Data items:
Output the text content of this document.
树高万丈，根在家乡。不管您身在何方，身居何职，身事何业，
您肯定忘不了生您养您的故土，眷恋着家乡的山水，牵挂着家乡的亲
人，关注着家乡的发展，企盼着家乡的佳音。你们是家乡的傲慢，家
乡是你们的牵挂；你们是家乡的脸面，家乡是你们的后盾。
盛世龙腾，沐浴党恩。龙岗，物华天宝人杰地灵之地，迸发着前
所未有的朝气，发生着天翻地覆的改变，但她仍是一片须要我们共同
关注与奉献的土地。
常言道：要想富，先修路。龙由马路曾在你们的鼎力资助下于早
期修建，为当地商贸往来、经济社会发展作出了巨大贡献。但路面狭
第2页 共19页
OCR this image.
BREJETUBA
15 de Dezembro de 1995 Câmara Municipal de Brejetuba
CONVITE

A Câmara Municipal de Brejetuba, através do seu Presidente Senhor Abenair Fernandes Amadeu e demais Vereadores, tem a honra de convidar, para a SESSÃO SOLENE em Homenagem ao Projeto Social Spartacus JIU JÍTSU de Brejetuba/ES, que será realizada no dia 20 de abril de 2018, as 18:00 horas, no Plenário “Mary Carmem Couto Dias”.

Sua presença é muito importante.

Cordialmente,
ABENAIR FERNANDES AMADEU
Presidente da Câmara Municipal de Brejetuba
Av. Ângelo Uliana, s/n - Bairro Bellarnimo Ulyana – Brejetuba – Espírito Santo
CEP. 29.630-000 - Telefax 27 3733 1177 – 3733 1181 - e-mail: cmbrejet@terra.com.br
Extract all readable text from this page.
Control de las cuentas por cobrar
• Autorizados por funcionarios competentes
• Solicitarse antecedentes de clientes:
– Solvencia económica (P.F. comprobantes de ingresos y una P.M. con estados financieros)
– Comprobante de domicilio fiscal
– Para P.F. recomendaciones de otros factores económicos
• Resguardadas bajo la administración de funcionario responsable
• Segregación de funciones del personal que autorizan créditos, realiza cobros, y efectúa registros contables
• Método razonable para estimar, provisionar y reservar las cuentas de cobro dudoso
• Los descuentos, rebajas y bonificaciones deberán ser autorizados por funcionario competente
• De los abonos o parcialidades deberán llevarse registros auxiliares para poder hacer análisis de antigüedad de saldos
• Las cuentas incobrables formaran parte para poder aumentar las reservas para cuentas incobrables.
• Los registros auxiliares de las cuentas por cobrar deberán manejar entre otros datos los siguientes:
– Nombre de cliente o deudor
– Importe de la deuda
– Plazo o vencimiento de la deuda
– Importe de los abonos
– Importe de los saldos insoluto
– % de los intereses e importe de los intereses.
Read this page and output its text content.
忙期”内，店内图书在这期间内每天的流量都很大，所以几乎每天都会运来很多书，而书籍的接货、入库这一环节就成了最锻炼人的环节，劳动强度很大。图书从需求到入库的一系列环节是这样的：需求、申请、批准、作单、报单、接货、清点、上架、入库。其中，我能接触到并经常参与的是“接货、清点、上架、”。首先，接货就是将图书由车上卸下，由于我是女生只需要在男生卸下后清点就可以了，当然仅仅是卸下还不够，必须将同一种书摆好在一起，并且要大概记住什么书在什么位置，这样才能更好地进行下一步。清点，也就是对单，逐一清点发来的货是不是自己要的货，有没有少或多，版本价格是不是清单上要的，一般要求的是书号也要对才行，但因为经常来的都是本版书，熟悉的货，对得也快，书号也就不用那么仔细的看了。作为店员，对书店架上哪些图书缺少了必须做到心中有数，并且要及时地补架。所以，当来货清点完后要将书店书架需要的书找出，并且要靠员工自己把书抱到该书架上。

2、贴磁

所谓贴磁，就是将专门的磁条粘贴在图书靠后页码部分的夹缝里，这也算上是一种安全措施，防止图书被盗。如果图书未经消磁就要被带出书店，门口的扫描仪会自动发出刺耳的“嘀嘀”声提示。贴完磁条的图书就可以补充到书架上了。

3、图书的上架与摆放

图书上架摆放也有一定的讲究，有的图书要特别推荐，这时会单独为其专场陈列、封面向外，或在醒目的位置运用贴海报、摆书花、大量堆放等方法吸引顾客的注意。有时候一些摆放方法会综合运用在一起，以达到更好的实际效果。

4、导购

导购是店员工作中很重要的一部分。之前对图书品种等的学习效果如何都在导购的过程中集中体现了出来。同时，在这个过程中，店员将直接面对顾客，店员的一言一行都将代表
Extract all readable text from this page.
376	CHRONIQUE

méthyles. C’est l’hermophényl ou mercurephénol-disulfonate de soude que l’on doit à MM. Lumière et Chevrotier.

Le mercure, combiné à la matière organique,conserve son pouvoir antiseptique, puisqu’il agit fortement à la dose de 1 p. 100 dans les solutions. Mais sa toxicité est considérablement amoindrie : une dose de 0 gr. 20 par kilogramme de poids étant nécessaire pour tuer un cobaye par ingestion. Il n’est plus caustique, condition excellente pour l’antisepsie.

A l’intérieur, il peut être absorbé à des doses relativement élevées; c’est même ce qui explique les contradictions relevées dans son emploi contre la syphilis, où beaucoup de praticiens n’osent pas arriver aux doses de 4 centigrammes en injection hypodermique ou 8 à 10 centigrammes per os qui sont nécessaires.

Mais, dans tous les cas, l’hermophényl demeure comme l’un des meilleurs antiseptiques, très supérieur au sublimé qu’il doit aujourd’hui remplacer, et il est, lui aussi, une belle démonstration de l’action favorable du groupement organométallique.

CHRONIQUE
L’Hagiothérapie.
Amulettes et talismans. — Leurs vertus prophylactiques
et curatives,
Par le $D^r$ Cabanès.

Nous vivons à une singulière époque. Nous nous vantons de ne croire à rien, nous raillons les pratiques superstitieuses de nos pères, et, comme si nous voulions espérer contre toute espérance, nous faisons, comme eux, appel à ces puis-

REQUEST:
Every line of the data above should be reproduced word for word.

PROBLEM SOLUTION:
Output the text content of this document.
树高万丈，根在家乡。不管您身在何方，身居何职，身事何业，
您肯定忘不了生您养您的故土，眷恋着家乡的山水，牵挂着家乡的亲
人，关注着家乡的发展，企盼着家乡的佳音。你们是家乡的傲慢，家
乡是你们的牵挂；你们是家乡的脸面，家乡是你们的后盾。
盛世龙腾，沐浴党恩。龙岗，物华天宝人杰地灵之地，迸发着前
所未有的朝气，发生着天翻地覆的改变，但她仍是一片须要我们共同
关注与奉献的土地。
常言道：要想富，先修路。龙由马路曾在你们的鼎力资助下于早
期修建，为当地商贸往来、经济社会发展作出了巨大贡献。但路面狭
第2页 共19页
OCR this image.
BREJETUBA
15 de Dezembro de 1995 Câmara Municipal de Brejetuba
CONVITE

A Câmara Municipal de Brejetuba, através do seu Presidente Senhor Abenair Fernandes Amadeu e demais Vereadores, tem a honra de convidar, para a SESSÃO SOLENE em Homenagem ao Projeto Social Spartacus JIU JÍTSU de Brejetuba/ES, que será realizada no dia 20 de abril de 2018, as 18:00 horas, no Plenário “Mary Carmem Couto Dias”.

Sua presença é muito importante.

Cordialmente,
ABENAIR FERNANDES AMADEU
Presidente da Câmara Municipal de Brejetuba
Av. Ângelo Uliana, s/n - Bairro Bellarnimo Ulyana – Brejetuba – Espírito Santo
CEP. 29.630-000 - Telefax 27 3733 1177 – 3733 1181 - e-mail: cmbrejet@terra.com.br
Extract all readable text from this page.
Control de las cuentas por cobrar
• Autorizados por funcionarios competentes
• Solicitarse antecedentes de clientes:
– Solvencia económica (P.F. comprobantes de ingresos y una P.M. con estados financieros)
– Comprobante de domicilio fiscal
– Para P.F. recomendaciones de otros factores económicos
• Resguardadas bajo la administración de funcionario responsable
• Segregación de funciones del personal que autorizan créditos, realiza cobros, y efectúa registros contables
• Método razonable para estimar, provisionar y reservar las cuentas de cobro dudoso
• Los descuentos, rebajas y bonificaciones deberán ser autorizados por funcionario competente
• De los abonos o parcialidades deberán llevarse registros auxiliares para poder hacer análisis de antigüedad de saldos
• Las cuentas incobrables formaran parte para poder aumentar las reservas para cuentas incobrables.
• Los registros auxiliares de las cuentas por cobrar deberán manejar entre otros datos los siguientes:
– Nombre de cliente o deudor
– Importe de la deuda
– Plazo o vencimiento de la deuda
– Importe de los abonos
– Importe de los saldos insoluto
– % de los intereses e importe de los intereses.
Read this page and output its text content.
忙期”内，店内图书在这期间内每天的流量都很大，所以几乎每天都会运来很多书，而书籍的接货、入库这一环节就成了最锻炼人的环节，劳动强度很大。图书从需求到入库的一系列环节是这样的：需求、申请、批准、作单、报单、接货、清点、上架、入库。其中，我能接触到并经常参与的是“接货、清点、上架、”。首先，接货就是将图书由车上卸下，由于我是女生只需要在男生卸下后清点就可以了，当然仅仅是卸下还不够，必须将同一种书摆好在一起，并且要大概记住什么书在什么位置，这样才能更好地进行下一步。清点，也就是对单，逐一清点发来的货是不是自己要的货，有没有少或多，版本价格是不是清单上要的，一般要求的是书号也要对才行，但因为经常来的都是本版书，熟悉的货，对得也快，书号也就不用那么仔细的看了。作为店员，对书店架上哪些图书缺少了必须做到心中有数，并且要及时地补架。所以，当来货清点完后要将书店书架需要的书找出，并且要靠员工自己把书抱到该书架上。

2、贴磁

所谓贴磁，就是将专门的磁条粘贴在图书靠后页码部分的夹缝里，这也算上是一种安全措施，防止图书被盗。如果图书未经消磁就要被带出书店，门口的扫描仪会自动发出刺耳的“嘀嘀”声提示。贴完磁条的图书就可以补充到书架上了。

3、图书的上架与摆放

图书上架摆放也有一定的讲究，有的图书要特别推荐，这时会单独为其专场陈列、封面向外，或在醒目的位置运用贴海报、摆书花、大量堆放等方法吸引顾客的注意。有时候一些摆放方法会综合运用在一起，以达到更好的实际效果。

4、导购

导购是店员工作中很重要的一部分。之前对图书品种等的学习效果如何都在导购的过程中集中体现了出来。同时，在这个过程中，店员将直接面对顾客，店员的一言一行都将代表
Extract all readable text from this page.
376	CHRONIQUE

méthyles. C’est l’hermophényl ou mercurephénol-disulfonate de soude que l’on doit à MM. Lumière et Chevrotier.

Le mercure, combiné à la matière organique,conserve son pouvoir antiseptique, puisqu’il agit fortement à la dose de 1 p. 100 dans les solutions. Mais sa toxicité est considérablement amoindrie : une dose de 0 gr. 20 par kilogramme de poids étant nécessaire pour tuer un cobaye par ingestion. Il n’est plus caustique, condition excellente pour l’antisepsie.

A l’intérieur, il peut être absorbé à des doses relativement élevées; c’est même ce qui explique les contradictions relevées dans son emploi contre la syphilis, où beaucoup de praticiens n’osent pas arriver aux doses de 4 centigrammes en injection hypodermique ou 8 à 10 centigrammes per os qui sont nécessaires.

Mais, dans tous les cas, l’hermophényl demeure comme l’un des meilleurs antiseptiques, très supérieur au sublimé qu’il doit aujourd’hui remplacer, et il est, lui aussi, une belle démonstration de l’action favorable du groupement organométallique.

CHRONIQUE
L’Hagiothérapie.
Amulettes et talismans. — Leurs vertus prophylactiques
et curatives,
Par le $D^r$ Cabanès.

Nous vivons à une singulière époque. Nous nous vantons de ne croire à rien, nous raillons les pratiques superstitieuses de nos pères, et, comme si nous voulions espérer contre toute espérance, nous faisons, comme eux, appel à ces puis-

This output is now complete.